-- Begin WORKING DATA --

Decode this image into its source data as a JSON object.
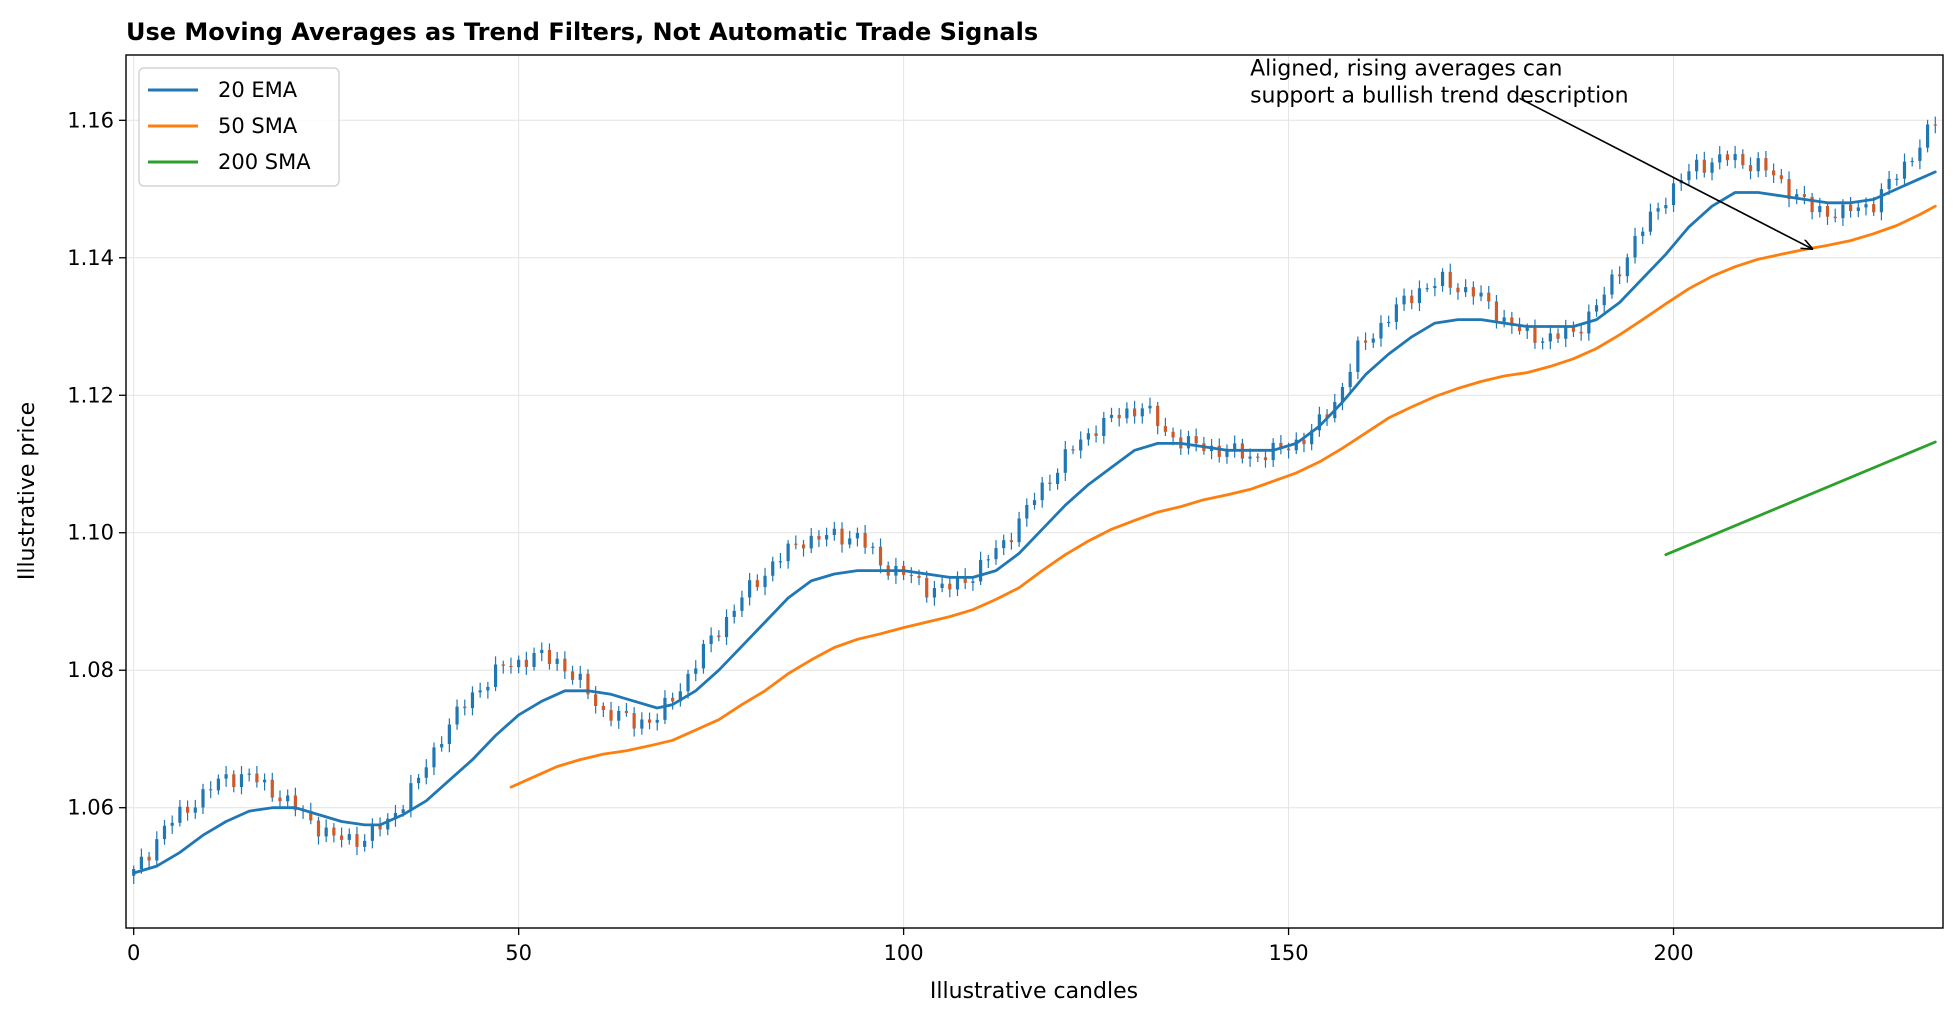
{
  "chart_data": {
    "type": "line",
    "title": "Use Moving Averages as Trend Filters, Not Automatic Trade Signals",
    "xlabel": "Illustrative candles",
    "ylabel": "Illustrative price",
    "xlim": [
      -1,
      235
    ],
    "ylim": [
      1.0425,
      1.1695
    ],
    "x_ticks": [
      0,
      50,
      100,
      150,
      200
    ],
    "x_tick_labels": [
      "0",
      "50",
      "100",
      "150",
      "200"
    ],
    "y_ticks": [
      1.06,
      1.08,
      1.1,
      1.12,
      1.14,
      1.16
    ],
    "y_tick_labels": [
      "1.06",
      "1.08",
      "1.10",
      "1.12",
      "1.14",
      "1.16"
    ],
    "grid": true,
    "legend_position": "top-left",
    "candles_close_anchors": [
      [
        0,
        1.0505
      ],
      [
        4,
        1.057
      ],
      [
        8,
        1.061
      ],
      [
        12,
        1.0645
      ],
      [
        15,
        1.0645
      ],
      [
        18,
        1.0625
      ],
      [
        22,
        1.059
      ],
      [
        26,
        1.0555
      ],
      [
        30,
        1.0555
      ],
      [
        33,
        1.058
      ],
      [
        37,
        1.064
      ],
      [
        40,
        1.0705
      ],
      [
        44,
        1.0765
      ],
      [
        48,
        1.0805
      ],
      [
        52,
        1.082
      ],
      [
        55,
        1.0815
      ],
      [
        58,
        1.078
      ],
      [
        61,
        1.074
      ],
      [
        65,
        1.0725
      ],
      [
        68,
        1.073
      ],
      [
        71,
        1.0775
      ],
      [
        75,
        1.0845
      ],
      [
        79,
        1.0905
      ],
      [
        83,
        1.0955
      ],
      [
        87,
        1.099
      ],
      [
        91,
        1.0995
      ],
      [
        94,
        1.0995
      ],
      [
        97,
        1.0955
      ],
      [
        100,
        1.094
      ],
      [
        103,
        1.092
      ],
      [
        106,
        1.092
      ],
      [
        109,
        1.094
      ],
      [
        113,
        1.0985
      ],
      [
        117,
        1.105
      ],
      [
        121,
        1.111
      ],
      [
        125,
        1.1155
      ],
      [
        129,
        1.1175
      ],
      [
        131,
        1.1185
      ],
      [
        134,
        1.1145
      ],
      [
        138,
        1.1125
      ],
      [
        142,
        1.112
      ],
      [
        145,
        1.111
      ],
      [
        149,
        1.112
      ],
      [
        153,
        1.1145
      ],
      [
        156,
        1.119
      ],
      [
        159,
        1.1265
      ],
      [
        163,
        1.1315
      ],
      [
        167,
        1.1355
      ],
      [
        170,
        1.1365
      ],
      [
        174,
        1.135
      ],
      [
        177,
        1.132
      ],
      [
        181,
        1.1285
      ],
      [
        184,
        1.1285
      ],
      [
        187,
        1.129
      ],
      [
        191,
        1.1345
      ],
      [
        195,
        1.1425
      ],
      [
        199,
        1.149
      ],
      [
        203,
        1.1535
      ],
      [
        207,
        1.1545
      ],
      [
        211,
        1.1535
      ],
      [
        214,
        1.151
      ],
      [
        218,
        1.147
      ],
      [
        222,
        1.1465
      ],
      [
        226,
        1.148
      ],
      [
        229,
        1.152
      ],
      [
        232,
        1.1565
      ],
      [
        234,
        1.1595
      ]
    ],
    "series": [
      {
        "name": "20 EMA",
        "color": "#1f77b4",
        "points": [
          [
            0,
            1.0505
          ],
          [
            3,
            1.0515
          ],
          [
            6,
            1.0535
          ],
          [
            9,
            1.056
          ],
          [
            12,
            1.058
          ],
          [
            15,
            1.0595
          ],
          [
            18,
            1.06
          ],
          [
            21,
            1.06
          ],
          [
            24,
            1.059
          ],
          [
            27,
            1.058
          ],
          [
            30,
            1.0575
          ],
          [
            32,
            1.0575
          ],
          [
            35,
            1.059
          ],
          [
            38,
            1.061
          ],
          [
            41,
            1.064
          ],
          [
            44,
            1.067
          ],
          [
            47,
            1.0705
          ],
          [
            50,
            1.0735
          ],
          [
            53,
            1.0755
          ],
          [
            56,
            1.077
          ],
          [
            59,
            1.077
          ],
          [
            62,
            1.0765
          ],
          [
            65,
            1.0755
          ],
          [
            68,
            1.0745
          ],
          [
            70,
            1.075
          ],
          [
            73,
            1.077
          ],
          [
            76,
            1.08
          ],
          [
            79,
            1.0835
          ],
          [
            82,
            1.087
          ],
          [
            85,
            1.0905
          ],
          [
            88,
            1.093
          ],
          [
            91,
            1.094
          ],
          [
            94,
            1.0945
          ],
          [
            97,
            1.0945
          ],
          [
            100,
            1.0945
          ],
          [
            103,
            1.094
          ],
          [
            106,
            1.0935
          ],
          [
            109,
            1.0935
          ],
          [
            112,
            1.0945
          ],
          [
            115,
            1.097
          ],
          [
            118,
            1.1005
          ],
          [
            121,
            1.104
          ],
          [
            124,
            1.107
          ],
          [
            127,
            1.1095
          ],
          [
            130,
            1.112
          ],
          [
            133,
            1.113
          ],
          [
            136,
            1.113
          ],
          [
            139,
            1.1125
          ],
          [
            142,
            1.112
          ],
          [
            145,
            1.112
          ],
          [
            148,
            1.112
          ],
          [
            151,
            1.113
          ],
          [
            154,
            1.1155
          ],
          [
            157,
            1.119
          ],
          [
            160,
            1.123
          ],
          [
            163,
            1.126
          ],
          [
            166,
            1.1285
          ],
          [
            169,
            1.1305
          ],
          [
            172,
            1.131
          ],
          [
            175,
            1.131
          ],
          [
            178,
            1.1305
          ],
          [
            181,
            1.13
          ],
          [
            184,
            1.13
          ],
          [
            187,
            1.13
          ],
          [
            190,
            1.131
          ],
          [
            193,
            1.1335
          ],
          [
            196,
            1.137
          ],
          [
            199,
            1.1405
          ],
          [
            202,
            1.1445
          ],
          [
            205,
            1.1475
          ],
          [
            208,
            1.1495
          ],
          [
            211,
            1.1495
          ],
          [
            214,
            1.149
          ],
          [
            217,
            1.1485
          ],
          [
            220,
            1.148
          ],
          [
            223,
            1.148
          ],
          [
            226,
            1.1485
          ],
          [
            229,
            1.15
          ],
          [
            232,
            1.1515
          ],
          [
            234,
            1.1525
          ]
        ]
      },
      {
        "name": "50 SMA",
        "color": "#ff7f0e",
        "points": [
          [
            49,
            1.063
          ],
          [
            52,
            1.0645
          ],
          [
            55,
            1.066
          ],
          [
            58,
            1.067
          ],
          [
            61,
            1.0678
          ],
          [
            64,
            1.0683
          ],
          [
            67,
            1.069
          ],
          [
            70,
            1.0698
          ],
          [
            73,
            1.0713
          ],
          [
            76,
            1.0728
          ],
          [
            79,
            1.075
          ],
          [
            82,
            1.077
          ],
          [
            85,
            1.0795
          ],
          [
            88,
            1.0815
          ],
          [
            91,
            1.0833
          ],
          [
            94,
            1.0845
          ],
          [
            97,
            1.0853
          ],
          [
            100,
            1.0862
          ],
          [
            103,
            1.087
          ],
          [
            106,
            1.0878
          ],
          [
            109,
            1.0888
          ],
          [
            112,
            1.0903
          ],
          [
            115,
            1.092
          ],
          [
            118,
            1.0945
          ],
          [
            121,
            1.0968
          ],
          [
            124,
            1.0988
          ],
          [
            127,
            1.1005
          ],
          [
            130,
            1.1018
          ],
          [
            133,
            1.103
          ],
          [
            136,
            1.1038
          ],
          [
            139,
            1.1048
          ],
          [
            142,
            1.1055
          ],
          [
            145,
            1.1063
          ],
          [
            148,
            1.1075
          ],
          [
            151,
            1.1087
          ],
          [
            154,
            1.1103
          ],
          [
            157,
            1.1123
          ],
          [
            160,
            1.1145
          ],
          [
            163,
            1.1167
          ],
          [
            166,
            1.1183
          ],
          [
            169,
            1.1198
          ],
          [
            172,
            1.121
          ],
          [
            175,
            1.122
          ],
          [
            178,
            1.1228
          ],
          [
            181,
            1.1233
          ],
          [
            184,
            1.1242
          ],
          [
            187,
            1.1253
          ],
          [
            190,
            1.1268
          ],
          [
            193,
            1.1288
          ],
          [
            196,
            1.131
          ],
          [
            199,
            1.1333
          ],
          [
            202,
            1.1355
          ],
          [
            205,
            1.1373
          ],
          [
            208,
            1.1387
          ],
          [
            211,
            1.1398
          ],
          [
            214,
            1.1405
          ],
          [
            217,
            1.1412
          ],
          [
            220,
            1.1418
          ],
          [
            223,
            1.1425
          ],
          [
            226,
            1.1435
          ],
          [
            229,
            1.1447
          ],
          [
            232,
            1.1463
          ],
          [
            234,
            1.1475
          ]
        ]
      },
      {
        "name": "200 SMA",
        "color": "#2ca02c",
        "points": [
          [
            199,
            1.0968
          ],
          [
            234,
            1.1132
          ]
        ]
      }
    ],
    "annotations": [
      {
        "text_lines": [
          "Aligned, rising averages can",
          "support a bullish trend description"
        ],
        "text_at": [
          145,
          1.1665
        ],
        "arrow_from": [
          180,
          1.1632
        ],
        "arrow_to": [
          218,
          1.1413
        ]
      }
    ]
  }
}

-- End WORKING DATA --

**EXERCISE AIM**
Pick out all the lines with the word "Illustrative" in them and copy them.

**WRITTEN ANSWER**
    "xlabel": "Illustrative candles",
    "ylabel": "Illustrative price",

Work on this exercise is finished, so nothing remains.